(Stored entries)
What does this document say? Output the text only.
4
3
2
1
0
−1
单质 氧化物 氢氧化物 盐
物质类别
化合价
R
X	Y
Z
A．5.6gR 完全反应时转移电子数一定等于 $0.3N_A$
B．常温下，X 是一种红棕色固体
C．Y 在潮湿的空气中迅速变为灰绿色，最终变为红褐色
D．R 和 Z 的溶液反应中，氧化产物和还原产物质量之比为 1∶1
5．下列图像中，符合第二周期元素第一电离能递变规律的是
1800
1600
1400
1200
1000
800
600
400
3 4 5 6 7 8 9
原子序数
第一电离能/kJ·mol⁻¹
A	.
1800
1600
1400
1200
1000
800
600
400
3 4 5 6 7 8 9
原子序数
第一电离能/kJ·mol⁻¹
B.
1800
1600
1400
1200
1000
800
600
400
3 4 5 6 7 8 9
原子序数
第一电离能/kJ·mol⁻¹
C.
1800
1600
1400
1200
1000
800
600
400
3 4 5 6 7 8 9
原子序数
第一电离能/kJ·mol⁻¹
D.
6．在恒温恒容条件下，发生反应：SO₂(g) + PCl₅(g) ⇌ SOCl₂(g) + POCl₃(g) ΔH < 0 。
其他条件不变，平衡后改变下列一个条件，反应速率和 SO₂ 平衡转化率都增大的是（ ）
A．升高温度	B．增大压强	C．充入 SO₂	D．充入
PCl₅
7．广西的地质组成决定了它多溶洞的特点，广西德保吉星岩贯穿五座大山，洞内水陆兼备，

• [EXERCISE OBJECTIVE]
Reproduce all of the material above word for word.

• [FINAL RESULT]
What does this document say? Output the text only.
4
3
2
1
0
−1
单质 氧化物 氢氧化物 盐
物质类别
化合价
R
X	Y
Z
A．5.6gR 完全反应时转移电子数一定等于 $0.3N_A$
B．常温下，X 是一种红棕色固体
C．Y 在潮湿的空气中迅速变为灰绿色，最终变为红褐色
D．R 和 Z 的溶液反应中，氧化产物和还原产物质量之比为 1∶1
5．下列图像中，符合第二周期元素第一电离能递变规律的是
1800
1600
1400
1200
1000
800
600
400
3 4 5 6 7 8 9
原子序数
第一电离能/kJ·mol⁻¹
A	.
1800
1600
1400
1200
1000
800
600
400
3 4 5 6 7 8 9
原子序数
第一电离能/kJ·mol⁻¹
B.
1800
1600
1400
1200
1000
800
600
400
3 4 5 6 7 8 9
原子序数
第一电离能/kJ·mol⁻¹
C.
1800
1600
1400
1200
1000
800
600
400
3 4 5 6 7 8 9
原子序数
第一电离能/kJ·mol⁻¹
D.
6．在恒温恒容条件下，发生反应：SO₂(g) + PCl₅(g) ⇌ SOCl₂(g) + POCl₃(g) ΔH < 0 。
其他条件不变，平衡后改变下列一个条件，反应速率和 SO₂ 平衡转化率都增大的是（ ）
A．升高温度	B．增大压强	C．充入 SO₂	D．充入
PCl₅
7．广西的地质组成决定了它多溶洞的特点，广西德保吉星岩贯穿五座大山，洞内水陆兼备，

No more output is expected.